What follows is a set of records; restate each one word for word and drop the pictures.

**RECORDED INFORMATION**
+ + + +
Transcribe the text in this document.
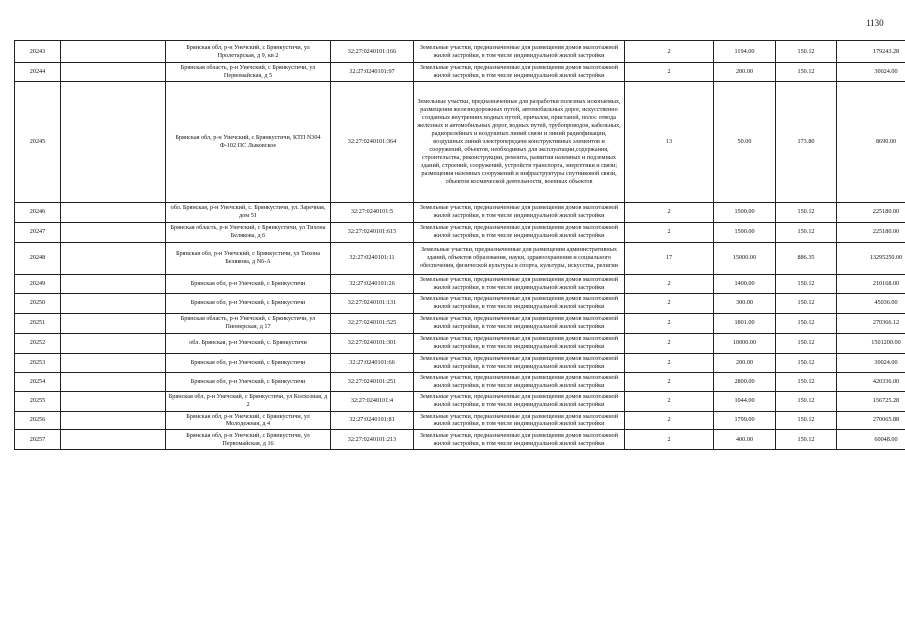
1130
20243		Брянская обл, р-н Унечский, с Брянкустичи, ул Пролетарская, д 9, кв 2	32:27:0240101:166	Земельные участки, предназначенные для размещения домов малоэтажной жилой застройки, в том числе индивидуальной жилой застройки	2	1194.00	150.12	179243.28
20244		Брянская область, р-н Унечский, с Брянкустичи, ул Первомайская, д 5	32:27:0240101:97	Земельные участки, предназначенные для размещения домов малоэтажной жилой застройки, в том числе индивидуальной жилой застройки	2	200.00	150.12	30024.00
20245		Брянская обл, р-н Унечский, с Брянкустичи, КТП N304 Ф-102 ПС Лыковское	32:27:0240101:364	Земельные участки, предназначенные для разработки полезных ископаемых, размещения железнодорожных путей, автомобильных дорог, искусственно созданных внутренних водных путей, причалов, пристаней, полос отвода железных и автомобильных дорог, водных путей, трубопроводов, кабельных, радиорелейных и воздушных линий связи и линий радиофикации, воздушных линий электропередачи конструктивных элементов и сооружений, объектов, необходимых для эксплуатации,содержания, строительства, реконструкции, ремонта, развития наземных и подземных зданий, строений, сооружений, устройств транспорта, энергетики и связи; размещения наземных сооружений и инфраструктуры спутниковой связи, объектов космической деятельности, военных объектов	13	50.00	173.80	8690.00
20246		обл. Брянская, р-н Унечский, с. Брянкустичи, ул. Заречная, дом 51	32:27:0240101:5	Земельные участки, предназначенные для размещения домов малоэтажной жилой застройки, в том числе индивидуальной жилой застройки	2	1500.00	150.12	225180.00
20247		Брянская область, р-н Унечский, с Брянкустичи, ул Тихона Белякова, д 6	32:27:0240101:615	Земельные участки, предназначенные для размещения домов малоэтажной жилой застройки, в том числе индивидуальной жилой застройки	2	1500.00	150.12	225180.00
20248		Брянская обл, р-н Унечский, с Брянкустичи, ул Тихона Белякова, д N6-А	32:27:0240101:11	Земельные участки, предназначенные для размещения административных зданий, объектов образования, науки, здравоохранения и социального обеспечения, физической культуры и спорта, культуры, искусства, религии	17	15000.00	886.35	13295250.00
20249		Брянская обл, р-н Унечский, с Брянкустичи	32:27:0240101:26	Земельные участки, предназначенные для размещения домов малоэтажной жилой застройки, в том числе индивидуальной жилой застройки	2	1400.00	150.12	210168.00
20250		Брянская обл, р-н Унечский, с Брянкустичи	32:27:0240101:131	Земельные участки, предназначенные для размещения домов малоэтажной жилой застройки, в том числе индивидуальной жилой застройки	2	300.00	150.12	45036.00
20251		Брянская область, р-н Унечский, с Брянкустичи, ул Пионерская, д 17	32:27:0240101:525	Земельные участки, предназначенные для размещения домов малоэтажной жилой застройки, в том числе индивидуальной жилой застройки	2	1801.00	150.12	270366.12
20252		обл. Брянская, р-н Унечский, с. Брянкустичи	32:27:0240101:301	Земельные участки, предназначенные для размещения домов малоэтажной жилой застройки, в том числе индивидуальной жилой застройки	2	10000.00	150.12	1501200.00
20253		Брянская обл, р-н Унечский, с Брянкустичи	32:27:0240101:66	Земельные участки, предназначенные для размещения домов малоэтажной жилой застройки, в том числе индивидуальной жилой застройки	2	200.00	150.12	30024.00
20254		Брянская обл, р-н Унечский, с Брянкустичи	32:27:0240101:251	Земельные участки, предназначенные для размещения домов малоэтажной жилой застройки, в том числе индивидуальной жилой застройки	2	2800.00	150.12	420336.00
20255		Брянская обл, р-н Унечский, с Брянкустичи, ул Колхозная, д 2	32:27:0240101:4	Земельные участки, предназначенные для размещения домов малоэтажной жилой застройки, в том числе индивидуальной жилой застройки	2	1044.00	150.12	156725.28
20256		Брянская обл, р-н Унечский, с Брянкустичи, ул Молодежная, д 4	32:27:0240101:81	Земельные участки, предназначенные для размещения домов малоэтажной жилой застройки, в том числе индивидуальной жилой застройки	2	1799.00	150.12	270065.88
20257		Брянская обл, р-н Унечский, с Брянкустичи, ул Первомайская, д 16	32:27:0240101:213	Земельные участки, предназначенные для размещения домов малоэтажной жилой застройки, в том числе индивидуальной жилой застройки	2	400.00	150.12	60048.00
+ + + +
**COMPLETED TASK**
Transcribe the text in this document.
1130
20243		Брянская обл, р-н Унечский, с Брянкустичи, ул Пролетарская, д 9, кв 2	32:27:0240101:166	Земельные участки, предназначенные для размещения домов малоэтажной жилой застройки, в том числе индивидуальной жилой застройки	2	1194.00	150.12	179243.28
20244		Брянская область, р-н Унечский, с Брянкустичи, ул Первомайская, д 5	32:27:0240101:97	Земельные участки, предназначенные для размещения домов малоэтажной жилой застройки, в том числе индивидуальной жилой застройки	2	200.00	150.12	30024.00
20245		Брянская обл, р-н Унечский, с Брянкустичи, КТП N304 Ф-102 ПС Лыковское	32:27:0240101:364	Земельные участки, предназначенные для разработки полезных ископаемых, размещения железнодорожных путей, автомобильных дорог, искусственно созданных внутренних водных путей, причалов, пристаней, полос отвода железных и автомобильных дорог, водных путей, трубопроводов, кабельных, радиорелейных и воздушных линий связи и линий радиофикации, воздушных линий электропередачи конструктивных элементов и сооружений, объектов, необходимых для эксплуатации,содержания, строительства, реконструкции, ремонта, развития наземных и подземных зданий, строений, сооружений, устройств транспорта, энергетики и связи; размещения наземных сооружений и инфраструктуры спутниковой связи, объектов космической деятельности, военных объектов	13	50.00	173.80	8690.00
20246		обл. Брянская, р-н Унечский, с. Брянкустичи, ул. Заречная, дом 51	32:27:0240101:5	Земельные участки, предназначенные для размещения домов малоэтажной жилой застройки, в том числе индивидуальной жилой застройки	2	1500.00	150.12	225180.00
20247		Брянская область, р-н Унечский, с Брянкустичи, ул Тихона Белякова, д 6	32:27:0240101:615	Земельные участки, предназначенные для размещения домов малоэтажной жилой застройки, в том числе индивидуальной жилой застройки	2	1500.00	150.12	225180.00
20248		Брянская обл, р-н Унечский, с Брянкустичи, ул Тихона Белякова, д N6-А	32:27:0240101:11	Земельные участки, предназначенные для размещения административных зданий, объектов образования, науки, здравоохранения и социального обеспечения, физической культуры и спорта, культуры, искусства, религии	17	15000.00	886.35	13295250.00
20249		Брянская обл, р-н Унечский, с Брянкустичи	32:27:0240101:26	Земельные участки, предназначенные для размещения домов малоэтажной жилой застройки, в том числе индивидуальной жилой застройки	2	1400.00	150.12	210168.00
20250		Брянская обл, р-н Унечский, с Брянкустичи	32:27:0240101:131	Земельные участки, предназначенные для размещения домов малоэтажной жилой застройки, в том числе индивидуальной жилой застройки	2	300.00	150.12	45036.00
20251		Брянская область, р-н Унечский, с Брянкустичи, ул Пионерская, д 17	32:27:0240101:525	Земельные участки, предназначенные для размещения домов малоэтажной жилой застройки, в том числе индивидуальной жилой застройки	2	1801.00	150.12	270366.12
20252		обл. Брянская, р-н Унечский, с. Брянкустичи	32:27:0240101:301	Земельные участки, предназначенные для размещения домов малоэтажной жилой застройки, в том числе индивидуальной жилой застройки	2	10000.00	150.12	1501200.00
20253		Брянская обл, р-н Унечский, с Брянкустичи	32:27:0240101:66	Земельные участки, предназначенные для размещения домов малоэтажной жилой застройки, в том числе индивидуальной жилой застройки	2	200.00	150.12	30024.00
20254		Брянская обл, р-н Унечский, с Брянкустичи	32:27:0240101:251	Земельные участки, предназначенные для размещения домов малоэтажной жилой застройки, в том числе индивидуальной жилой застройки	2	2800.00	150.12	420336.00
20255		Брянская обл, р-н Унечский, с Брянкустичи, ул Колхозная, д 2	32:27:0240101:4	Земельные участки, предназначенные для размещения домов малоэтажной жилой застройки, в том числе индивидуальной жилой застройки	2	1044.00	150.12	156725.28
20256		Брянская обл, р-н Унечский, с Брянкустичи, ул Молодежная, д 4	32:27:0240101:81	Земельные участки, предназначенные для размещения домов малоэтажной жилой застройки, в том числе индивидуальной жилой застройки	2	1799.00	150.12	270065.88
20257		Брянская обл, р-н Унечский, с Брянкустичи, ул Первомайская, д 16	32:27:0240101:213	Земельные участки, предназначенные для размещения домов малоэтажной жилой застройки, в том числе индивидуальной жилой застройки	2	400.00	150.12	60048.00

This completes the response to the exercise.